"""

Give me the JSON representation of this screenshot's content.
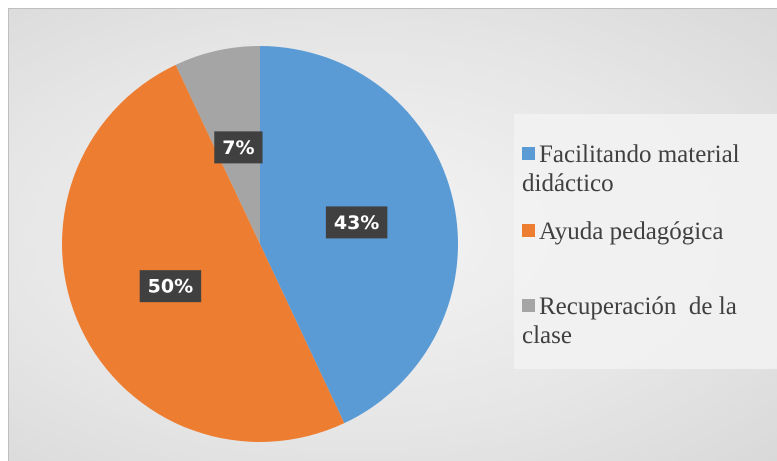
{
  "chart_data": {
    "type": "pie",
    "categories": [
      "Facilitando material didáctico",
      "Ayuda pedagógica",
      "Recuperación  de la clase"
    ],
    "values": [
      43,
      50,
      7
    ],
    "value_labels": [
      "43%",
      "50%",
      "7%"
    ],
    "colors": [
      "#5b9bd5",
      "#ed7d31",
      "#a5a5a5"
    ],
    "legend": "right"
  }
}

"""

• THE PROBLEM: Reproduce the material above verbatim; omit every picture.

• ANSWER TO THE EXERCISE:
Give me the JSON representation of this screenshot's content.
{
  "chart_data": {
    "type": "pie",
    "categories": [
      "Facilitando material didáctico",
      "Ayuda pedagógica",
      "Recuperación  de la clase"
    ],
    "values": [
      43,
      50,
      7
    ],
    "value_labels": [
      "43%",
      "50%",
      "7%"
    ],
    "colors": [
      "#5b9bd5",
      "#ed7d31",
      "#a5a5a5"
    ],
    "legend": "right"
  }
}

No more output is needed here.